=== WHAT TO PRODUCE ===
Your task is to print all of the material verbatim.

━━ MATERIAL ━━

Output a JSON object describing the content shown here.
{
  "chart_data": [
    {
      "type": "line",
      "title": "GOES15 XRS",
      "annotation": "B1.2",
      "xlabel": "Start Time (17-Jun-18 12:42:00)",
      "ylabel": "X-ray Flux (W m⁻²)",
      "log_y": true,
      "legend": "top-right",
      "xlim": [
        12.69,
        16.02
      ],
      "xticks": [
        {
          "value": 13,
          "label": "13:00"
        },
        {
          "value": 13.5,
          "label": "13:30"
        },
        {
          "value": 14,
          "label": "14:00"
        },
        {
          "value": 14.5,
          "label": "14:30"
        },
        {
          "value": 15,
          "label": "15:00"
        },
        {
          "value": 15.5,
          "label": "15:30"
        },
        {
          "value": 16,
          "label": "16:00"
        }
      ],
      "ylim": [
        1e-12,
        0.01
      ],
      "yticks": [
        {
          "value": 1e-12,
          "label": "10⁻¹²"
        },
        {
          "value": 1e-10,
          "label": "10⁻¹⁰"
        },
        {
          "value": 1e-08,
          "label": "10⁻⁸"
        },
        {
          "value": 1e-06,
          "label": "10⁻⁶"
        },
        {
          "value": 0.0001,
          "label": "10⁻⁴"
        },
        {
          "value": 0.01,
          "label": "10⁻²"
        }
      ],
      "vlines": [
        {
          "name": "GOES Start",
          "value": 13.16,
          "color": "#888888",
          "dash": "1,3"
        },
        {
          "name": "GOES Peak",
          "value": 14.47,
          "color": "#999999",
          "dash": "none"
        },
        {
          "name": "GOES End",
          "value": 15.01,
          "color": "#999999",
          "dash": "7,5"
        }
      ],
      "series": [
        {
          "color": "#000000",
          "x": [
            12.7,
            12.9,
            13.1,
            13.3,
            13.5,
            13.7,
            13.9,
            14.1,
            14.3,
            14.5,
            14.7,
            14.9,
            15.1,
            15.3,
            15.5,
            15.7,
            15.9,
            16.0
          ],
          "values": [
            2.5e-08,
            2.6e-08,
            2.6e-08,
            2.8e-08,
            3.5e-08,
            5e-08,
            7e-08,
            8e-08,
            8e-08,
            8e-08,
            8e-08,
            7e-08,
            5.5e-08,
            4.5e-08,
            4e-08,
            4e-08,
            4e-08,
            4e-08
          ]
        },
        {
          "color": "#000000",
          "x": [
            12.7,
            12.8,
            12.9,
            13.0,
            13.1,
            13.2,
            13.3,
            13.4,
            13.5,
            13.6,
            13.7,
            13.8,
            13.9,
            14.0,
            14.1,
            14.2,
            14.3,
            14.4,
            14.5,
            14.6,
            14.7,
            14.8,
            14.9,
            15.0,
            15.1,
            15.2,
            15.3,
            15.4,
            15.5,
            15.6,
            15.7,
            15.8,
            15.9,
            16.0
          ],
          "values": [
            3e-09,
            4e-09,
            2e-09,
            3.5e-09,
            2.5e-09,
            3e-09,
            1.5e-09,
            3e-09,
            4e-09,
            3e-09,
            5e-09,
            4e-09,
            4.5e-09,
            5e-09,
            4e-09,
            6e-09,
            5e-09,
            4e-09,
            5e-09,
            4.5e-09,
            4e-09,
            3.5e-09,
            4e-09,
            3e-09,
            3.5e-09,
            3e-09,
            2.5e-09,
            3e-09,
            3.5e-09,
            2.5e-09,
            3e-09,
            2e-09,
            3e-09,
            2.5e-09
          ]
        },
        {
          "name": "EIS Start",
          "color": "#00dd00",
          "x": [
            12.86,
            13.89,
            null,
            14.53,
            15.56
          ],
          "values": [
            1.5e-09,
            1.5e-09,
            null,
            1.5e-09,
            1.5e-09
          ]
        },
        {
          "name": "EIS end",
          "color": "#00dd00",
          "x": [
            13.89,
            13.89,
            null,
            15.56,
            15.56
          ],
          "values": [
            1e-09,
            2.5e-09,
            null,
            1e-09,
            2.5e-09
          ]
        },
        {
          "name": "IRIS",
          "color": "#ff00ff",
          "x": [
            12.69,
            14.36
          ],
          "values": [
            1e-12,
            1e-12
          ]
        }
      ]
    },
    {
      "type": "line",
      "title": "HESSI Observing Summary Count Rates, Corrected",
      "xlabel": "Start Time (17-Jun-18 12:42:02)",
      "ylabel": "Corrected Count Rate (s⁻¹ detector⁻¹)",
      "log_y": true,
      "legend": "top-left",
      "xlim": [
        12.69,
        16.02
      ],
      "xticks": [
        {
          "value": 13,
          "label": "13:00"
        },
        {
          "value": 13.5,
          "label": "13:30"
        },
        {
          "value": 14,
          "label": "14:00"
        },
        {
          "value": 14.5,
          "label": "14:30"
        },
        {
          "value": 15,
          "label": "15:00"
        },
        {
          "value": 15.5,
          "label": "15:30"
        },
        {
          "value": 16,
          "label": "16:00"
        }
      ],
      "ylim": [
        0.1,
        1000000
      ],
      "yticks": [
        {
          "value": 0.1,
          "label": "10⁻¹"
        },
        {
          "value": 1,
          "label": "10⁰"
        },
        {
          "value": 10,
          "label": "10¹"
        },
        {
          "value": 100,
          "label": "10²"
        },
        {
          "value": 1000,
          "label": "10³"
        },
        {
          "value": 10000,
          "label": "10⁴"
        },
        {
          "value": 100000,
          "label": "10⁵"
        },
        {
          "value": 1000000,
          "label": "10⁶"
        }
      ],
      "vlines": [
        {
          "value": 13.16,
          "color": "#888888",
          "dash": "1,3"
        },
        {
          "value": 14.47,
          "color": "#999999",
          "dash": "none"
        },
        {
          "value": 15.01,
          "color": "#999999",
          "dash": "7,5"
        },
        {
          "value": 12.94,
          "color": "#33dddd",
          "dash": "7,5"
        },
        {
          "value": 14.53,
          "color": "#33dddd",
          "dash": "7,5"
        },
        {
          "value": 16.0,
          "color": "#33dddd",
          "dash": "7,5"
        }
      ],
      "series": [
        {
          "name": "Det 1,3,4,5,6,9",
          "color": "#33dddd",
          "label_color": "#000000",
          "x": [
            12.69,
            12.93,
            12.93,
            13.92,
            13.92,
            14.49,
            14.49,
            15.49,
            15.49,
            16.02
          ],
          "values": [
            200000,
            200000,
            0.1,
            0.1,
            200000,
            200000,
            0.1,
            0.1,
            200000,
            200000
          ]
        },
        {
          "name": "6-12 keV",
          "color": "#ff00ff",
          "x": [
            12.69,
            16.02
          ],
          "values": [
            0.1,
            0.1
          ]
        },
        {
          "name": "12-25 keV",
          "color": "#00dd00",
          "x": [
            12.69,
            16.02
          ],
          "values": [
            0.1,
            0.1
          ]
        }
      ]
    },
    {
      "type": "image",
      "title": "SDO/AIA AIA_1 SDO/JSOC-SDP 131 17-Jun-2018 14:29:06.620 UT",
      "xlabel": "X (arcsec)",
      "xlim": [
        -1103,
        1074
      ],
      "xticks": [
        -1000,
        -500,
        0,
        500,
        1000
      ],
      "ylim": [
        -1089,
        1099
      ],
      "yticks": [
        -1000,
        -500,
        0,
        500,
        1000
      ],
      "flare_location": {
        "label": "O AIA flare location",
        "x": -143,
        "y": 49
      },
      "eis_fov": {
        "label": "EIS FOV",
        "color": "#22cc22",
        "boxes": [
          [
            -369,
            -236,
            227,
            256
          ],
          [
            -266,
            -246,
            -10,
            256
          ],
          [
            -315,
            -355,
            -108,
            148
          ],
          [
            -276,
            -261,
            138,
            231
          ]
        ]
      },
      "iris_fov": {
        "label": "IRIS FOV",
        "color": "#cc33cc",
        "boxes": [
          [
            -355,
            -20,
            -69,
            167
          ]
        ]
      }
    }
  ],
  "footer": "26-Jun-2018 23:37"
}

━━━

=== FINISHED ANSWER ===
Output a JSON object describing the content shown here.
{
  "chart_data": [
    {
      "type": "line",
      "title": "GOES15 XRS",
      "annotation": "B1.2",
      "xlabel": "Start Time (17-Jun-18 12:42:00)",
      "ylabel": "X-ray Flux (W m⁻²)",
      "log_y": true,
      "legend": "top-right",
      "xlim": [
        12.69,
        16.02
      ],
      "xticks": [
        {
          "value": 13,
          "label": "13:00"
        },
        {
          "value": 13.5,
          "label": "13:30"
        },
        {
          "value": 14,
          "label": "14:00"
        },
        {
          "value": 14.5,
          "label": "14:30"
        },
        {
          "value": 15,
          "label": "15:00"
        },
        {
          "value": 15.5,
          "label": "15:30"
        },
        {
          "value": 16,
          "label": "16:00"
        }
      ],
      "ylim": [
        1e-12,
        0.01
      ],
      "yticks": [
        {
          "value": 1e-12,
          "label": "10⁻¹²"
        },
        {
          "value": 1e-10,
          "label": "10⁻¹⁰"
        },
        {
          "value": 1e-08,
          "label": "10⁻⁸"
        },
        {
          "value": 1e-06,
          "label": "10⁻⁶"
        },
        {
          "value": 0.0001,
          "label": "10⁻⁴"
        },
        {
          "value": 0.01,
          "label": "10⁻²"
        }
      ],
      "vlines": [
        {
          "name": "GOES Start",
          "value": 13.16,
          "color": "#888888",
          "dash": "1,3"
        },
        {
          "name": "GOES Peak",
          "value": 14.47,
          "color": "#999999",
          "dash": "none"
        },
        {
          "name": "GOES End",
          "value": 15.01,
          "color": "#999999",
          "dash": "7,5"
        }
      ],
      "series": [
        {
          "color": "#000000",
          "x": [
            12.7,
            12.9,
            13.1,
            13.3,
            13.5,
            13.7,
            13.9,
            14.1,
            14.3,
            14.5,
            14.7,
            14.9,
            15.1,
            15.3,
            15.5,
            15.7,
            15.9,
            16.0
          ],
          "values": [
            2.5e-08,
            2.6e-08,
            2.6e-08,
            2.8e-08,
            3.5e-08,
            5e-08,
            7e-08,
            8e-08,
            8e-08,
            8e-08,
            8e-08,
            7e-08,
            5.5e-08,
            4.5e-08,
            4e-08,
            4e-08,
            4e-08,
            4e-08
          ]
        },
        {
          "color": "#000000",
          "x": [
            12.7,
            12.8,
            12.9,
            13.0,
            13.1,
            13.2,
            13.3,
            13.4,
            13.5,
            13.6,
            13.7,
            13.8,
            13.9,
            14.0,
            14.1,
            14.2,
            14.3,
            14.4,
            14.5,
            14.6,
            14.7,
            14.8,
            14.9,
            15.0,
            15.1,
            15.2,
            15.3,
            15.4,
            15.5,
            15.6,
            15.7,
            15.8,
            15.9,
            16.0
          ],
          "values": [
            3e-09,
            4e-09,
            2e-09,
            3.5e-09,
            2.5e-09,
            3e-09,
            1.5e-09,
            3e-09,
            4e-09,
            3e-09,
            5e-09,
            4e-09,
            4.5e-09,
            5e-09,
            4e-09,
            6e-09,
            5e-09,
            4e-09,
            5e-09,
            4.5e-09,
            4e-09,
            3.5e-09,
            4e-09,
            3e-09,
            3.5e-09,
            3e-09,
            2.5e-09,
            3e-09,
            3.5e-09,
            2.5e-09,
            3e-09,
            2e-09,
            3e-09,
            2.5e-09
          ]
        },
        {
          "name": "EIS Start",
          "color": "#00dd00",
          "x": [
            12.86,
            13.89,
            null,
            14.53,
            15.56
          ],
          "values": [
            1.5e-09,
            1.5e-09,
            null,
            1.5e-09,
            1.5e-09
          ]
        },
        {
          "name": "EIS end",
          "color": "#00dd00",
          "x": [
            13.89,
            13.89,
            null,
            15.56,
            15.56
          ],
          "values": [
            1e-09,
            2.5e-09,
            null,
            1e-09,
            2.5e-09
          ]
        },
        {
          "name": "IRIS",
          "color": "#ff00ff",
          "x": [
            12.69,
            14.36
          ],
          "values": [
            1e-12,
            1e-12
          ]
        }
      ]
    },
    {
      "type": "line",
      "title": "HESSI Observing Summary Count Rates, Corrected",
      "xlabel": "Start Time (17-Jun-18 12:42:02)",
      "ylabel": "Corrected Count Rate (s⁻¹ detector⁻¹)",
      "log_y": true,
      "legend": "top-left",
      "xlim": [
        12.69,
        16.02
      ],
      "xticks": [
        {
          "value": 13,
          "label": "13:00"
        },
        {
          "value": 13.5,
          "label": "13:30"
        },
        {
          "value": 14,
          "label": "14:00"
        },
        {
          "value": 14.5,
          "label": "14:30"
        },
        {
          "value": 15,
          "label": "15:00"
        },
        {
          "value": 15.5,
          "label": "15:30"
        },
        {
          "value": 16,
          "label": "16:00"
        }
      ],
      "ylim": [
        0.1,
        1000000
      ],
      "yticks": [
        {
          "value": 0.1,
          "label": "10⁻¹"
        },
        {
          "value": 1,
          "label": "10⁰"
        },
        {
          "value": 10,
          "label": "10¹"
        },
        {
          "value": 100,
          "label": "10²"
        },
        {
          "value": 1000,
          "label": "10³"
        },
        {
          "value": 10000,
          "label": "10⁴"
        },
        {
          "value": 100000,
          "label": "10⁵"
        },
        {
          "value": 1000000,
          "label": "10⁶"
        }
      ],
      "vlines": [
        {
          "value": 13.16,
          "color": "#888888",
          "dash": "1,3"
        },
        {
          "value": 14.47,
          "color": "#999999",
          "dash": "none"
        },
        {
          "value": 15.01,
          "color": "#999999",
          "dash": "7,5"
        },
        {
          "value": 12.94,
          "color": "#33dddd",
          "dash": "7,5"
        },
        {
          "value": 14.53,
          "color": "#33dddd",
          "dash": "7,5"
        },
        {
          "value": 16.0,
          "color": "#33dddd",
          "dash": "7,5"
        }
      ],
      "series": [
        {
          "name": "Det 1,3,4,5,6,9",
          "color": "#33dddd",
          "label_color": "#000000",
          "x": [
            12.69,
            12.93,
            12.93,
            13.92,
            13.92,
            14.49,
            14.49,
            15.49,
            15.49,
            16.02
          ],
          "values": [
            200000,
            200000,
            0.1,
            0.1,
            200000,
            200000,
            0.1,
            0.1,
            200000,
            200000
          ]
        },
        {
          "name": "6-12 keV",
          "color": "#ff00ff",
          "x": [
            12.69,
            16.02
          ],
          "values": [
            0.1,
            0.1
          ]
        },
        {
          "name": "12-25 keV",
          "color": "#00dd00",
          "x": [
            12.69,
            16.02
          ],
          "values": [
            0.1,
            0.1
          ]
        }
      ]
    },
    {
      "type": "image",
      "title": "SDO/AIA AIA_1 SDO/JSOC-SDP 131 17-Jun-2018 14:29:06.620 UT",
      "xlabel": "X (arcsec)",
      "xlim": [
        -1103,
        1074
      ],
      "xticks": [
        -1000,
        -500,
        0,
        500,
        1000
      ],
      "ylim": [
        -1089,
        1099
      ],
      "yticks": [
        -1000,
        -500,
        0,
        500,
        1000
      ],
      "flare_location": {
        "label": "O AIA flare location",
        "x": -143,
        "y": 49
      },
      "eis_fov": {
        "label": "EIS FOV",
        "color": "#22cc22",
        "boxes": [
          [
            -369,
            -236,
            227,
            256
          ],
          [
            -266,
            -246,
            -10,
            256
          ],
          [
            -315,
            -355,
            -108,
            148
          ],
          [
            -276,
            -261,
            138,
            231
          ]
        ]
      },
      "iris_fov": {
        "label": "IRIS FOV",
        "color": "#cc33cc",
        "boxes": [
          [
            -355,
            -20,
            -69,
            167
          ]
        ]
      }
    }
  ],
  "footer": "26-Jun-2018 23:37"
}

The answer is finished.